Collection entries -
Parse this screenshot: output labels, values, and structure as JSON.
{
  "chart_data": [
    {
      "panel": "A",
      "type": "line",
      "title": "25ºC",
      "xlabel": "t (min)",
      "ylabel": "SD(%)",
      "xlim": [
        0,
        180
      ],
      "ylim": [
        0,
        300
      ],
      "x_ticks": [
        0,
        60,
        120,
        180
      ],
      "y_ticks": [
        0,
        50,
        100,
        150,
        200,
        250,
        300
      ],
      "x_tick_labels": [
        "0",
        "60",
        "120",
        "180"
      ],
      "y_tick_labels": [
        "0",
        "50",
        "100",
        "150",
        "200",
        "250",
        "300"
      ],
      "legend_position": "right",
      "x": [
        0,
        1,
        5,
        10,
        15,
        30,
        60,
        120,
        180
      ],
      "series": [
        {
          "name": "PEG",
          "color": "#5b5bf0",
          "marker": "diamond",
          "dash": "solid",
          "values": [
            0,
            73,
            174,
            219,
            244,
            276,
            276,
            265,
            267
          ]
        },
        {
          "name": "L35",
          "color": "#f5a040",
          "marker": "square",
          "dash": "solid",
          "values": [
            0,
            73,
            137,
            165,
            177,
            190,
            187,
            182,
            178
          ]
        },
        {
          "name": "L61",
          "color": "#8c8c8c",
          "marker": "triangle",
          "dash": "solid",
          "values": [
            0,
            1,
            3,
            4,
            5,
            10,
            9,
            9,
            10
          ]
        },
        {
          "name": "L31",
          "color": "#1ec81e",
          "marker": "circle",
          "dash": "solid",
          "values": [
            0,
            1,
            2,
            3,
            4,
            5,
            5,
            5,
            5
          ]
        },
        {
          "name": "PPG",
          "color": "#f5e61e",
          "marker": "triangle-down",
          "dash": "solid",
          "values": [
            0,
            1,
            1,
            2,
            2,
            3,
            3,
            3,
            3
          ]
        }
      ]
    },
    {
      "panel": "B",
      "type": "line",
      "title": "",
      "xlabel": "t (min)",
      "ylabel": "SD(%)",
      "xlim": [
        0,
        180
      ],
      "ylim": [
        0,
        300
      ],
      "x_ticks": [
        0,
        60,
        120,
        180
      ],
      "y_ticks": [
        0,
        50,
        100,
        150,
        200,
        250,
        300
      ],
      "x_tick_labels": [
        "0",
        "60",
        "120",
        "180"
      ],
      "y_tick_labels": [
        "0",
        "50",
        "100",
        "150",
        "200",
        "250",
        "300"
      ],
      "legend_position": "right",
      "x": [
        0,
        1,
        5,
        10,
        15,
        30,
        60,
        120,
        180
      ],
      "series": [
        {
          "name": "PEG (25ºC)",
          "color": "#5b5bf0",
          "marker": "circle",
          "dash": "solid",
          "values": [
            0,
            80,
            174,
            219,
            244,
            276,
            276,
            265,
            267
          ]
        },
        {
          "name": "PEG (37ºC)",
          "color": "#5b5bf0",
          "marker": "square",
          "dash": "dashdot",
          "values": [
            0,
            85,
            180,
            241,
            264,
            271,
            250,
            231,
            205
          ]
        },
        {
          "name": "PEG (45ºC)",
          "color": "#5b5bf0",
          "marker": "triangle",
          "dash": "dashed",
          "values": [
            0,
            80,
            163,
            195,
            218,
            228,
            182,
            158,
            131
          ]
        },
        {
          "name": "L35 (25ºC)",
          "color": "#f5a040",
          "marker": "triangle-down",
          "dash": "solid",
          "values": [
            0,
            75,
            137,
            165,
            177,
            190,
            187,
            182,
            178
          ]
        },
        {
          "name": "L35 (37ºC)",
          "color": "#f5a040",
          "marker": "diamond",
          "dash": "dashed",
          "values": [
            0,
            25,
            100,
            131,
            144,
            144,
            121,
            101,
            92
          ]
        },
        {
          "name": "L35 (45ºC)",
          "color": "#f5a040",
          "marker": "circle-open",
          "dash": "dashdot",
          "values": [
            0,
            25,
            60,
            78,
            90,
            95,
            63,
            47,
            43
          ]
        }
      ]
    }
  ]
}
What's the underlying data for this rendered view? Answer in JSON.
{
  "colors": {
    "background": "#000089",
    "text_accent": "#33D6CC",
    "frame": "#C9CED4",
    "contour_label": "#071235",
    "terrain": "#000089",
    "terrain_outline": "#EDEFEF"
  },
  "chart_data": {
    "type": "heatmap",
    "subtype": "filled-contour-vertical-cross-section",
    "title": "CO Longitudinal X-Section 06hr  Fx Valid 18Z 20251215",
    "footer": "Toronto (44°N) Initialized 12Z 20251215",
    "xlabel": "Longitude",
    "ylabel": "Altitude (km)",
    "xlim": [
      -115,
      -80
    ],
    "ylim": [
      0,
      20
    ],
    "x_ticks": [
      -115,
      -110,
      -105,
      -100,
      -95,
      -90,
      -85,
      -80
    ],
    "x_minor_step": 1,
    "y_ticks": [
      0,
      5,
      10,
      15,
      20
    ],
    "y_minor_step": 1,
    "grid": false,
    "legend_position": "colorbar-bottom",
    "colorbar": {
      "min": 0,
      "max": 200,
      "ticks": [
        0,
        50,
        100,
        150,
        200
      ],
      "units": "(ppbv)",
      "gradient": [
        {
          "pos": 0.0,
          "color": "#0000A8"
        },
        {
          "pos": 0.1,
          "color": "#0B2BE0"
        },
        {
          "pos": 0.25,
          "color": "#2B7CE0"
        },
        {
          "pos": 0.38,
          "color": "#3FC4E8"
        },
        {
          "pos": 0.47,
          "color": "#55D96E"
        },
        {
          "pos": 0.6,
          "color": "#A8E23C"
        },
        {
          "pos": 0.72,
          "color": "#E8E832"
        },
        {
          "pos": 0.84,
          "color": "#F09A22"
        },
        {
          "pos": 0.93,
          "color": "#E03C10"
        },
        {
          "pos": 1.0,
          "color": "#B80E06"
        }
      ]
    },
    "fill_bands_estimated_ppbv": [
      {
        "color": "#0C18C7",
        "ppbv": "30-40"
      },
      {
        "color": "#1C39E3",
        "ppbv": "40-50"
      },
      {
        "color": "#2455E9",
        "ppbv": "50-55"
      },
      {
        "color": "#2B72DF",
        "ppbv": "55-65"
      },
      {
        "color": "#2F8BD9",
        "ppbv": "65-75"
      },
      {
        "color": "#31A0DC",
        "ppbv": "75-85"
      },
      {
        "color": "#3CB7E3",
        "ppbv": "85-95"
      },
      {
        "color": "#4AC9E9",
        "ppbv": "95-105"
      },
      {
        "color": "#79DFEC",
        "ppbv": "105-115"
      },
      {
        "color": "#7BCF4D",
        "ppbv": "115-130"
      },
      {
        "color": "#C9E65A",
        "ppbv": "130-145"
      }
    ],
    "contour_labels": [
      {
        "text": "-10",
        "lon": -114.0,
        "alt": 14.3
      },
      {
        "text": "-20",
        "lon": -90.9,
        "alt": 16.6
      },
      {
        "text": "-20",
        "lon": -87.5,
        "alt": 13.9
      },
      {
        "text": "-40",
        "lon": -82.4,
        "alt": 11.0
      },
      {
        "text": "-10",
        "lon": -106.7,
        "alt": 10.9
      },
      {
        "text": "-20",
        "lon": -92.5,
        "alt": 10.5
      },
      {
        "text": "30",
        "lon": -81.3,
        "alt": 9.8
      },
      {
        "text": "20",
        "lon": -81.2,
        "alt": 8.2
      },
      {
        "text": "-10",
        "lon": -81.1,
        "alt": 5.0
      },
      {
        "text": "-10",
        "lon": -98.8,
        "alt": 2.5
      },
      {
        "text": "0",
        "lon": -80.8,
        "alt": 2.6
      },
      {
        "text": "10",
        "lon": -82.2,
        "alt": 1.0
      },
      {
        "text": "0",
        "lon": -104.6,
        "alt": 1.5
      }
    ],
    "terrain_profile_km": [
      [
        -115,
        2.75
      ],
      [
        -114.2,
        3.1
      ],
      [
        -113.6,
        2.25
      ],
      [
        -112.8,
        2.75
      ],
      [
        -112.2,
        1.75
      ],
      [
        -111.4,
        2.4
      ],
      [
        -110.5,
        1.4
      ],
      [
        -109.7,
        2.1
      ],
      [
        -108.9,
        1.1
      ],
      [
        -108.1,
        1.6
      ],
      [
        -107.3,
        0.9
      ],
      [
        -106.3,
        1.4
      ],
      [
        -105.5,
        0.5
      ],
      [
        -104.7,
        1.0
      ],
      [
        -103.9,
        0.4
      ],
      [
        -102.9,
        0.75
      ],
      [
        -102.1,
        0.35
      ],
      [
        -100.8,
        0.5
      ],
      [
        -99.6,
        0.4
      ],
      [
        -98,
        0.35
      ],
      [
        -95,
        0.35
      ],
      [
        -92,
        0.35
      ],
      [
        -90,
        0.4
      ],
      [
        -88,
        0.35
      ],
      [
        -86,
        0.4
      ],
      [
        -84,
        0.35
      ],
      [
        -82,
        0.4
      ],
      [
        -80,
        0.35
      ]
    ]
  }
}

DIRECTION - Filter the entries down to the lines with the word "name" in them.

RESPONSE TO THIS TASK -
          "name": "PEG",
          "name": "L35",
          "name": "L61",
          "name": "L31",
          "name": "PPG",
          "name": "PEG (25ºC)",
          "name": "PEG (37ºC)",
          "name": "PEG (45ºC)",
          "name": "L35 (25ºC)",
          "name": "L35 (37ºC)",
          "name": "L35 (45ºC)",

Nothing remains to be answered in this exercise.